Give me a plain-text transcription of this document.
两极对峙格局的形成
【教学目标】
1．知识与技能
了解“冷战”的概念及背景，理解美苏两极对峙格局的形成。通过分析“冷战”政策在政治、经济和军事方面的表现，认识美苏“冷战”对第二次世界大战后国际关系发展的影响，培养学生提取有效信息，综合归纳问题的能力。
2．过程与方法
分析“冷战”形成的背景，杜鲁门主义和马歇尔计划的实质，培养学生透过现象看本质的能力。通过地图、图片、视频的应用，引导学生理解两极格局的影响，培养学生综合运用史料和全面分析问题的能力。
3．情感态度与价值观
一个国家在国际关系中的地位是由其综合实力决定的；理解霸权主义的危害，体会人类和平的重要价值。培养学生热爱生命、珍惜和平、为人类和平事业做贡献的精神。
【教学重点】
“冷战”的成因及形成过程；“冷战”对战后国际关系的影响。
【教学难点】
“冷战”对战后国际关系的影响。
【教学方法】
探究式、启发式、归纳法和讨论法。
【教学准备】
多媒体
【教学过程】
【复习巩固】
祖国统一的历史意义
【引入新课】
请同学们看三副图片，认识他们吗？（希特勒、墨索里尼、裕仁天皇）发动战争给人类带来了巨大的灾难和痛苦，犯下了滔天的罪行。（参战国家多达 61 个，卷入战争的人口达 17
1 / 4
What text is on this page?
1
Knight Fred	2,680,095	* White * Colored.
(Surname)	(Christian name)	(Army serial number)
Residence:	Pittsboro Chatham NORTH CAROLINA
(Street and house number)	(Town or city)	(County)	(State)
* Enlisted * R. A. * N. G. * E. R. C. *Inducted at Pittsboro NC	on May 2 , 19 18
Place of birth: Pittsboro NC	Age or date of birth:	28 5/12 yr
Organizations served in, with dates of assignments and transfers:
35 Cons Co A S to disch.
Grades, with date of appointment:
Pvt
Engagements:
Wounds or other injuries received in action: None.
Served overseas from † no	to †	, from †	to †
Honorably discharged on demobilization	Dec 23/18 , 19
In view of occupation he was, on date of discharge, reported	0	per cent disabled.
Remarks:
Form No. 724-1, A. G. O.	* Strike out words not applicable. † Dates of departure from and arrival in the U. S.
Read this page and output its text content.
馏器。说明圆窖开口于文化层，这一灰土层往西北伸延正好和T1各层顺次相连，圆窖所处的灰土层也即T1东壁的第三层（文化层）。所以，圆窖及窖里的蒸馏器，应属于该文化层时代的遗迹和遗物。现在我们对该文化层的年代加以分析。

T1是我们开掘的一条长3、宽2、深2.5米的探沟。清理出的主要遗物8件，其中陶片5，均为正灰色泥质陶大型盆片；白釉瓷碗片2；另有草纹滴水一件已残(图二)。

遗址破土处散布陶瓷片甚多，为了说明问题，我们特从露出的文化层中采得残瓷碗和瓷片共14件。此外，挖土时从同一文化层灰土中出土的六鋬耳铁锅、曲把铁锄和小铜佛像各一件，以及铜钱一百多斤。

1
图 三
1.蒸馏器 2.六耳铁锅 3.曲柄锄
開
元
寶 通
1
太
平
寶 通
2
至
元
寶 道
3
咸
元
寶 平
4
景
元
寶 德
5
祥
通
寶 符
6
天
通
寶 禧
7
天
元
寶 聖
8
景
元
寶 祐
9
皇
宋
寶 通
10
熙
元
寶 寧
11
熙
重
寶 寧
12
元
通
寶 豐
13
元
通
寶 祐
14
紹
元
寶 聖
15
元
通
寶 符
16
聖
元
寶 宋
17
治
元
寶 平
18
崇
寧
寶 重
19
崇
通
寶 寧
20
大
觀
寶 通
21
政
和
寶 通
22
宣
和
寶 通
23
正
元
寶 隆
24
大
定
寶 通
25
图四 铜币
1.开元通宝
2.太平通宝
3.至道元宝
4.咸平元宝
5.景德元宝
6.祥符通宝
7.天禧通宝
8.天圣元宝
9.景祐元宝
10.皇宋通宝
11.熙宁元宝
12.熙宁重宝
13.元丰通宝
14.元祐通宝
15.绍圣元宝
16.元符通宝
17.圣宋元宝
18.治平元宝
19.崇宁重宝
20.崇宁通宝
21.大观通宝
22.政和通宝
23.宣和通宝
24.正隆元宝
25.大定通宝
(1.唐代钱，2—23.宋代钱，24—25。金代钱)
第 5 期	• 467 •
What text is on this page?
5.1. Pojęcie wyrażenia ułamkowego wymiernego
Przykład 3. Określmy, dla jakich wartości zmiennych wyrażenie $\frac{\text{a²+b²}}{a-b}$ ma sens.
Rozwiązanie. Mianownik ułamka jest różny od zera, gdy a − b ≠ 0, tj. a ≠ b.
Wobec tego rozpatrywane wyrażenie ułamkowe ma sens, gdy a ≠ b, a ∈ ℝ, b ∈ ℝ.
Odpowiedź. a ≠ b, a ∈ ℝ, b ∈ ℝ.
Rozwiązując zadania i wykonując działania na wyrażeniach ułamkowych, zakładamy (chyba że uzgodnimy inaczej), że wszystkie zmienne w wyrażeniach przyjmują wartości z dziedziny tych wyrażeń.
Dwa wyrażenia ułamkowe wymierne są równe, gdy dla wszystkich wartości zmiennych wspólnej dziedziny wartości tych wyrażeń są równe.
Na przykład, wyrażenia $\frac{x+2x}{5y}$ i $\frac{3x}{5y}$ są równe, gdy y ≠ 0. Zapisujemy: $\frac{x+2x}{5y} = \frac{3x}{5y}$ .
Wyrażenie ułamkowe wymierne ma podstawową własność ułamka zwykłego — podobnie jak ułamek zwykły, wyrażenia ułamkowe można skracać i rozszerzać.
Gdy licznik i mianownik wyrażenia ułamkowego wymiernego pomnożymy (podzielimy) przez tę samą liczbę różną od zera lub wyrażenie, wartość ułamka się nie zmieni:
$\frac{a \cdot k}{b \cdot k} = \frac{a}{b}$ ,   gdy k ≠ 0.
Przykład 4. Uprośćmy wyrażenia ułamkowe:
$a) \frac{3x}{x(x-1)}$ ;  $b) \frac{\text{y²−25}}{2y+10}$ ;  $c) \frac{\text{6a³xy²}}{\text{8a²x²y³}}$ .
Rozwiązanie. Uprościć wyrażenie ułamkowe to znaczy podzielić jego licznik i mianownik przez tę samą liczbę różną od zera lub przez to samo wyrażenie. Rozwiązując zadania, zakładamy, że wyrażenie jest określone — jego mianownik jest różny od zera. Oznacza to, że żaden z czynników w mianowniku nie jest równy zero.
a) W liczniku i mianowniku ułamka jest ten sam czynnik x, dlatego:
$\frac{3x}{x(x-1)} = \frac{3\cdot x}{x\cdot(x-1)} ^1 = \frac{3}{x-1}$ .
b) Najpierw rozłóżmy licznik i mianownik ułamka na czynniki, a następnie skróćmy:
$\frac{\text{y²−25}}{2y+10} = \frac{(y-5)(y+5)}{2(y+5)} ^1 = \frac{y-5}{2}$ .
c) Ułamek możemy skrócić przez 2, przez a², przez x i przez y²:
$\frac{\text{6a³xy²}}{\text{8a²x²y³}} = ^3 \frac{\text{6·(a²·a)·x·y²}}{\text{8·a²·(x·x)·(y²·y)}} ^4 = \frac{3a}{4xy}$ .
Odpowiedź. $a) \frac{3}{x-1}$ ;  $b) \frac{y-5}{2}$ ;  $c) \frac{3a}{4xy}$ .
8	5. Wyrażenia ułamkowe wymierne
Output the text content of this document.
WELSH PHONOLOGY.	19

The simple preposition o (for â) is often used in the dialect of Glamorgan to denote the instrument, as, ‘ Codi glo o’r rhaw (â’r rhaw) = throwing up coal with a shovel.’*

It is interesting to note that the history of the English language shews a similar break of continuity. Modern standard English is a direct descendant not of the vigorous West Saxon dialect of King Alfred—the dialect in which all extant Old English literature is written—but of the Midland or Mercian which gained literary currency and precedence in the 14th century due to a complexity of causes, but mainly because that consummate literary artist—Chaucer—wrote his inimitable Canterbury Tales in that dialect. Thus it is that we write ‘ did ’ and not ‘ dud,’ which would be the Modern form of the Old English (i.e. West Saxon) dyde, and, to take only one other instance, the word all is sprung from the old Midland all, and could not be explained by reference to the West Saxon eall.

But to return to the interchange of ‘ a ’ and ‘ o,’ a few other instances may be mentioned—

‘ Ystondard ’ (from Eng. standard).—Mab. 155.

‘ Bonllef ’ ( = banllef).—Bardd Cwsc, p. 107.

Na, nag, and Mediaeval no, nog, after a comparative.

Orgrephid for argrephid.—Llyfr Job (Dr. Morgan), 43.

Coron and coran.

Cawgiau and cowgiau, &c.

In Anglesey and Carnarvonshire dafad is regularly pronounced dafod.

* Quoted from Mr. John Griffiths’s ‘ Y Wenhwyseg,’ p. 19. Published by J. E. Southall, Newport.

++++++++++++++++++++

**Description of the task**:
Return every line from the one holding "Output the text content of this document." through the end of the data, exactly as it appears, with both ends kept and nothing else.

**Worked solution**:
Output the text content of this document.
WELSH PHONOLOGY.	19

The simple preposition o (for â) is often used in the dialect of Glamorgan to denote the instrument, as, ‘ Codi glo o’r rhaw (â’r rhaw) = throwing up coal with a shovel.’*

It is interesting to note that the history of the English language shews a similar break of continuity. Modern standard English is a direct descendant not of the vigorous West Saxon dialect of King Alfred—the dialect in which all extant Old English literature is written—but of the Midland or Mercian which gained literary currency and precedence in the 14th century due to a complexity of causes, but mainly because that consummate literary artist—Chaucer—wrote his inimitable Canterbury Tales in that dialect. Thus it is that we write ‘ did ’ and not ‘ dud,’ which would be the Modern form of the Old English (i.e. West Saxon) dyde, and, to take only one other instance, the word all is sprung from the old Midland all, and could not be explained by reference to the West Saxon eall.

But to return to the interchange of ‘ a ’ and ‘ o,’ a few other instances may be mentioned—

‘ Ystondard ’ (from Eng. standard).—Mab. 155.

‘ Bonllef ’ ( = banllef).—Bardd Cwsc, p. 107.

Na, nag, and Mediaeval no, nog, after a comparative.

Orgrephid for argrephid.—Llyfr Job (Dr. Morgan), 43.

Coron and coran.

Cawgiau and cowgiau, &c.

In Anglesey and Carnarvonshire dafad is regularly pronounced dafod.

* Quoted from Mr. John Griffiths’s ‘ Y Wenhwyseg,’ p. 19. Published by J. E. Southall, Newport.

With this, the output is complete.